_Exercise_.
Look through the material below. Copy every line with the string "money" in it.

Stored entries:

## begin

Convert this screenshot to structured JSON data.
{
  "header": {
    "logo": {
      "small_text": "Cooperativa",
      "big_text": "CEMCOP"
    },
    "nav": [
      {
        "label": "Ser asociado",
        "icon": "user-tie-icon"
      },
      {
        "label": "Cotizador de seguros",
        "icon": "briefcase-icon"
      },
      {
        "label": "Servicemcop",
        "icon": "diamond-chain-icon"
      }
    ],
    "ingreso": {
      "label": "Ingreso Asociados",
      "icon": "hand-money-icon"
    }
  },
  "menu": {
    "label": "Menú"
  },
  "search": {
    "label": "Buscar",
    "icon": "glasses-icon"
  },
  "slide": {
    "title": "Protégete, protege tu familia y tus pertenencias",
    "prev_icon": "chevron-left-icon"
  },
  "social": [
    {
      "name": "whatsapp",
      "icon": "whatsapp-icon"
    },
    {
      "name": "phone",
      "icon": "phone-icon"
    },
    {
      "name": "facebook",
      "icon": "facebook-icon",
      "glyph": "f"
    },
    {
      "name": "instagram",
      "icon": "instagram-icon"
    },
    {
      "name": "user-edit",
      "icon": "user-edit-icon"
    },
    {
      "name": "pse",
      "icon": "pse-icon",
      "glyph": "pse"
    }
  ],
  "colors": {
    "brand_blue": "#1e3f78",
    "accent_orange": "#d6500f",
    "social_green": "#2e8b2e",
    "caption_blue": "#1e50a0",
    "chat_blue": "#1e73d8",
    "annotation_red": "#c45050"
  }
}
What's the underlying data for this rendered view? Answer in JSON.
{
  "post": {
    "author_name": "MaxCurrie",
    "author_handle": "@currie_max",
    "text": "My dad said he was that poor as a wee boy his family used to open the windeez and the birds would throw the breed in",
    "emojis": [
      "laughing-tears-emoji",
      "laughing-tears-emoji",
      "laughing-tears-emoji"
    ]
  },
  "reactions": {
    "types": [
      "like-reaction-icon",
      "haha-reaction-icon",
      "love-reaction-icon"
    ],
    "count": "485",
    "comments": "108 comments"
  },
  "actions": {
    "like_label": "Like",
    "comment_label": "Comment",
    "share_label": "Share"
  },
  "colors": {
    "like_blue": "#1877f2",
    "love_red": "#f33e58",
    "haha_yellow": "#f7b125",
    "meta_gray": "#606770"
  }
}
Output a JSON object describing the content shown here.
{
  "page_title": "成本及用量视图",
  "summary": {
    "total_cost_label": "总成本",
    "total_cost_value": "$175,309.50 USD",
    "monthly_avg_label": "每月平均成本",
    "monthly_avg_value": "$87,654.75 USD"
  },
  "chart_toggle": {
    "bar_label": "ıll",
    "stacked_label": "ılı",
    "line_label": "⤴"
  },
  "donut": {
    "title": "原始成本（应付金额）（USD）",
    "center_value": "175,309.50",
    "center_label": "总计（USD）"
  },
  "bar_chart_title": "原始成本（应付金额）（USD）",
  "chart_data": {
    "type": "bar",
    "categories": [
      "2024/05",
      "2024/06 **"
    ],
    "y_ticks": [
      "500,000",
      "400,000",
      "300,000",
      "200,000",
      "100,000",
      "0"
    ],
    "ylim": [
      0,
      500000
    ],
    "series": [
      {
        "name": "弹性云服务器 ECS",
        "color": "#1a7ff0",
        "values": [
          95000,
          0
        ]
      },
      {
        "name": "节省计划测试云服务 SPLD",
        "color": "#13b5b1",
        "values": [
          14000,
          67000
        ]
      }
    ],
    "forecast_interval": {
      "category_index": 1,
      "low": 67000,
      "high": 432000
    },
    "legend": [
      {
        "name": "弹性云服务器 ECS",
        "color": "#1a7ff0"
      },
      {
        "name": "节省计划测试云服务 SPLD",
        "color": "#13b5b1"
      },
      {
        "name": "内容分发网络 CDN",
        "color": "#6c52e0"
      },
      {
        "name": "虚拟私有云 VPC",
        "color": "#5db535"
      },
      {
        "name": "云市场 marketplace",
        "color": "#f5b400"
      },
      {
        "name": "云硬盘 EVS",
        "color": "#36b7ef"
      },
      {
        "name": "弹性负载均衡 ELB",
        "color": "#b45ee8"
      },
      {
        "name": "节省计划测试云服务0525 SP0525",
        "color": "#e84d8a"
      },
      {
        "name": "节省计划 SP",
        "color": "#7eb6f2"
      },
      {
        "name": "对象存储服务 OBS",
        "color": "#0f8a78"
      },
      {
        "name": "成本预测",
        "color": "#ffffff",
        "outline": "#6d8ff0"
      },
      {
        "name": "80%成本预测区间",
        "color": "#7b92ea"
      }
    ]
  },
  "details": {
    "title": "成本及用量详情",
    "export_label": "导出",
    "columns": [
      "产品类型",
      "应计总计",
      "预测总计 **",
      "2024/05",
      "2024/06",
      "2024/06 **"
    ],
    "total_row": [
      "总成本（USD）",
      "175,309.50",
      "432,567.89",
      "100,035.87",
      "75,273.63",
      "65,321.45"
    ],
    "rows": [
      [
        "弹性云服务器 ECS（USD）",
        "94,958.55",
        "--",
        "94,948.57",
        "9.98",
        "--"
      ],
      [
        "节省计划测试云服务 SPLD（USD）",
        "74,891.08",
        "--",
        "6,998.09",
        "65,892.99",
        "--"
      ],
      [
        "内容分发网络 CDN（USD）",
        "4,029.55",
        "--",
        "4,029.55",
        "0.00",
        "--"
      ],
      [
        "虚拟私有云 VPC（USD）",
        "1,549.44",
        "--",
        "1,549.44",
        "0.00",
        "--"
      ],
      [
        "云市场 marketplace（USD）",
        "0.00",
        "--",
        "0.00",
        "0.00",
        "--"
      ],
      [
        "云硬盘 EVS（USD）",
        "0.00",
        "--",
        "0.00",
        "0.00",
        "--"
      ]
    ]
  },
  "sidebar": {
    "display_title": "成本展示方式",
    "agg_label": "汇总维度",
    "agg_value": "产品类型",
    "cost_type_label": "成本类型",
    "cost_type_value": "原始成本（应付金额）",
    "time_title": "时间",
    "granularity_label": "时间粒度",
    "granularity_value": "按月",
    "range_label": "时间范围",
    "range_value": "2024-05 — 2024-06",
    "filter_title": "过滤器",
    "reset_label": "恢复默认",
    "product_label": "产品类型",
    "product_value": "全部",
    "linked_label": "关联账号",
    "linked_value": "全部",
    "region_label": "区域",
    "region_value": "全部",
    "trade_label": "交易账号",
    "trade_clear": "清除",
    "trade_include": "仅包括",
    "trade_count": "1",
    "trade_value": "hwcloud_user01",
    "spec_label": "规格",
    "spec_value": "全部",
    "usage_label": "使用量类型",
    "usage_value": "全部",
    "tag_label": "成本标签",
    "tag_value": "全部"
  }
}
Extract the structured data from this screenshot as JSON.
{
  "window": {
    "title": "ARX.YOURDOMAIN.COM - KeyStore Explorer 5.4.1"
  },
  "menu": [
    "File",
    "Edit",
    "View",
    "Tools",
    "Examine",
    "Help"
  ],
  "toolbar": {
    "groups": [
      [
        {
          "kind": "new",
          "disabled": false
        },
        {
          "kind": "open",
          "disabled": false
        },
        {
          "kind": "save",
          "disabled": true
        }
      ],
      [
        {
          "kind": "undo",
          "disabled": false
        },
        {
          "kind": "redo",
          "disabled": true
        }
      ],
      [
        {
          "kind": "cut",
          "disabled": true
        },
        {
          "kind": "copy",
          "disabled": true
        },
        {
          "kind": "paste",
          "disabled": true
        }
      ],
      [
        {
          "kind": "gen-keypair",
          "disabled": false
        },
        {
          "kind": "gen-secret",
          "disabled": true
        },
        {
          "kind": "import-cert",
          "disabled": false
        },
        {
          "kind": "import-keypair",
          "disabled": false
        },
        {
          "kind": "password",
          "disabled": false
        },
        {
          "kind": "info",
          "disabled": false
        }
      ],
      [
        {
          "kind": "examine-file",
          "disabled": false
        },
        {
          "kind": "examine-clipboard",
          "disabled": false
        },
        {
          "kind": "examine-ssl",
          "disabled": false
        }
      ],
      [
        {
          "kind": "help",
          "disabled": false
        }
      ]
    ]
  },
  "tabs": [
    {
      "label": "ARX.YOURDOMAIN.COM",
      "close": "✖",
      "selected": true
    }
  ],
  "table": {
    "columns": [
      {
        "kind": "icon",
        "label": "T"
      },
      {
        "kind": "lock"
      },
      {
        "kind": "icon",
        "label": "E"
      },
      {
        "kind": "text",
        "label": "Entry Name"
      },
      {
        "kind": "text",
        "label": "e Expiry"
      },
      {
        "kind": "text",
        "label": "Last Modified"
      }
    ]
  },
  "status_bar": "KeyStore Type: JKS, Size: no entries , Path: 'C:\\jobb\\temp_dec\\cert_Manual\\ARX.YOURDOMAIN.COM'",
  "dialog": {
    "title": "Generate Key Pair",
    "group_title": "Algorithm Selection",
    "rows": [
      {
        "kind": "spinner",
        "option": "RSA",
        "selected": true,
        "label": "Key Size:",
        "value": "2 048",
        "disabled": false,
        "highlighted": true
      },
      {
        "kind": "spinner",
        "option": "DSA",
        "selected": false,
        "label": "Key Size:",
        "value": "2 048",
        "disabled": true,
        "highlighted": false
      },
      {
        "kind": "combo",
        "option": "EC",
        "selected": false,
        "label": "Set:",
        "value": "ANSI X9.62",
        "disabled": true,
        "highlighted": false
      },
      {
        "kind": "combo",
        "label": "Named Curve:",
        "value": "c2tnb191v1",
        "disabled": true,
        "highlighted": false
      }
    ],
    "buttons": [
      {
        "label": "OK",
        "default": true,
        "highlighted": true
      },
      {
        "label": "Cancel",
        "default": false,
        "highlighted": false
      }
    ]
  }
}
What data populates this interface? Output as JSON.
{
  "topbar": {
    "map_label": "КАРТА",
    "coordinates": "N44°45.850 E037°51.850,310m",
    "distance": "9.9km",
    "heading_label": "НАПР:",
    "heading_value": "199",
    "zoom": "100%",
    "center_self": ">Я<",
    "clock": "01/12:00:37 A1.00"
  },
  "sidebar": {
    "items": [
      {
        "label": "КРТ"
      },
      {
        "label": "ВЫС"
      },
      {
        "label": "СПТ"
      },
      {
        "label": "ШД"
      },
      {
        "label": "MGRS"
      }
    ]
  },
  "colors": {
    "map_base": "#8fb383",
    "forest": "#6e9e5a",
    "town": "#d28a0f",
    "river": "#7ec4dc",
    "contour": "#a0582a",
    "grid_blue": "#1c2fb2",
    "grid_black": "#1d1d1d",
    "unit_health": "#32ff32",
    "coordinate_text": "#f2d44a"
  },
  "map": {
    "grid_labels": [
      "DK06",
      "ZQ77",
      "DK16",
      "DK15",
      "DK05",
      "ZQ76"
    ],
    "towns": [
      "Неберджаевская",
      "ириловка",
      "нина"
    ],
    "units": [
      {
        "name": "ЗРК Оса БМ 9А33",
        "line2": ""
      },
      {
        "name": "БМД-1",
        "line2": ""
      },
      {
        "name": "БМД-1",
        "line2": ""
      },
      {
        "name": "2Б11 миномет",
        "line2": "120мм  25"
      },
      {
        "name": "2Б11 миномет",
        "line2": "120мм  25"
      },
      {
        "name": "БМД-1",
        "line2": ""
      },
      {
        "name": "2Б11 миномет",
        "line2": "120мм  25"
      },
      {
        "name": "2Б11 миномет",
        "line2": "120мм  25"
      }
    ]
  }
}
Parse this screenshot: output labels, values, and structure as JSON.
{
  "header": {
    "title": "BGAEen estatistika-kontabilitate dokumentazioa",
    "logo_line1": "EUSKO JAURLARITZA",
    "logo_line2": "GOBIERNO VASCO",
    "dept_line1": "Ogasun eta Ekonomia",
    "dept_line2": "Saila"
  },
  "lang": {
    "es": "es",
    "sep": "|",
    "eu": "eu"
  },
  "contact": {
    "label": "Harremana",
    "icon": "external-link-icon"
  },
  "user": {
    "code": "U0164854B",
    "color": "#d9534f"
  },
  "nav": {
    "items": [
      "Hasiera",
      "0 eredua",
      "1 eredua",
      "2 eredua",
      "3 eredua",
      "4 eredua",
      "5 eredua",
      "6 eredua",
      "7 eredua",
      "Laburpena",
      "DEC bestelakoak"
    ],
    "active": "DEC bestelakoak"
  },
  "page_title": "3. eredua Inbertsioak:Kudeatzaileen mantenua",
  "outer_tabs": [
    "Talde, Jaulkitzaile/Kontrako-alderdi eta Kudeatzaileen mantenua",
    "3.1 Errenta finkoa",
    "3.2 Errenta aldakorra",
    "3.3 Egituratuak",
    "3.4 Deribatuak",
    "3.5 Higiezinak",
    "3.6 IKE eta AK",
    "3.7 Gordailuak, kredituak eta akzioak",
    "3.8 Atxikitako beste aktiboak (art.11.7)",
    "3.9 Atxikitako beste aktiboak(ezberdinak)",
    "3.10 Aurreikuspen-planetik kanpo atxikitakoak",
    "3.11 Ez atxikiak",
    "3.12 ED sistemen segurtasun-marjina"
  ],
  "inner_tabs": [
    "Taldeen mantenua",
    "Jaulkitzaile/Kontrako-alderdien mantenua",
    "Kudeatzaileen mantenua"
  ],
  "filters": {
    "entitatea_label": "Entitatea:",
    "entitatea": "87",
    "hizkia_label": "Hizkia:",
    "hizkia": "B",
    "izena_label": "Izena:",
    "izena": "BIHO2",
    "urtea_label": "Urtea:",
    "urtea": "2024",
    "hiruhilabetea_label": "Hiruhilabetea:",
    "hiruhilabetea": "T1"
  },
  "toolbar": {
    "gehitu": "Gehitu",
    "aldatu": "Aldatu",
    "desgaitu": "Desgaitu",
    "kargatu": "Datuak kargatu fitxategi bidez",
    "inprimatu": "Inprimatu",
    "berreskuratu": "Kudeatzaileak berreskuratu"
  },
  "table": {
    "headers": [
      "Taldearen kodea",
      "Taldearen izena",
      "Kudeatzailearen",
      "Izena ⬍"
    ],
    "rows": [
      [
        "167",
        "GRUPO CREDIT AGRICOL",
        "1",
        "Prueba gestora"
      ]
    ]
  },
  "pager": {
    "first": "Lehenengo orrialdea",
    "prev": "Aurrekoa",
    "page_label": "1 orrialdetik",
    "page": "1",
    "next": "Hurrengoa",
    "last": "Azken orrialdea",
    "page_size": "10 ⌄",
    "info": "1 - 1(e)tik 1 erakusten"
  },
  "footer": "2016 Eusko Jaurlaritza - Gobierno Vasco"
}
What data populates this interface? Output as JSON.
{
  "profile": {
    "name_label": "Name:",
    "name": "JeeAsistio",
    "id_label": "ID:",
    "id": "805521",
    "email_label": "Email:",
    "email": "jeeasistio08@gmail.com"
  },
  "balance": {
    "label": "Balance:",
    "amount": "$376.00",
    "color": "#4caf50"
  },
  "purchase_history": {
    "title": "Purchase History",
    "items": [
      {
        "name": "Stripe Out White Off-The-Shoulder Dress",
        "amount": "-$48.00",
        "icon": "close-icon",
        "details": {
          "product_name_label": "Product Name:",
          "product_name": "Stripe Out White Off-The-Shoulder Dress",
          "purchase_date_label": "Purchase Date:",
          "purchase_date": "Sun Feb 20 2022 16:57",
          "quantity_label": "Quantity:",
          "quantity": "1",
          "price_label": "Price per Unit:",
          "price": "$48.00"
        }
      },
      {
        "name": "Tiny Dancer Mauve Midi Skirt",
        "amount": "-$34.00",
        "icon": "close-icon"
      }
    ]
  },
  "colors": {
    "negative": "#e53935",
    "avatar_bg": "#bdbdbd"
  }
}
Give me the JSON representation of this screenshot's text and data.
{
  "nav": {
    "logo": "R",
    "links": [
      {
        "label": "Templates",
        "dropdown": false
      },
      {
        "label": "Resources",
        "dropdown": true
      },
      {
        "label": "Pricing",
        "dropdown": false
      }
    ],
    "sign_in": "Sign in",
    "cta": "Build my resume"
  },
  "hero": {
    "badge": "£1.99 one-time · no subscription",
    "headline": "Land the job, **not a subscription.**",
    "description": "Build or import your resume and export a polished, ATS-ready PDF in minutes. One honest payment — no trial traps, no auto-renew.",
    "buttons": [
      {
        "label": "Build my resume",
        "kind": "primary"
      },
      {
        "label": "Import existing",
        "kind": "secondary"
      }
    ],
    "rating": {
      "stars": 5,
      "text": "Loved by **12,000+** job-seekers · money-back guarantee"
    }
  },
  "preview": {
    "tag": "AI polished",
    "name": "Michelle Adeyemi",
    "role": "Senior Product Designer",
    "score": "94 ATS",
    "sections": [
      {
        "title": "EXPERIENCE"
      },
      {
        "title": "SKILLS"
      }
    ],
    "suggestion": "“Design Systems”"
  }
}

## end

_The reply_.
      "icon": "hand-money-icon"
      "text": "Loved by **12,000+** job-seekers · money-back guarantee"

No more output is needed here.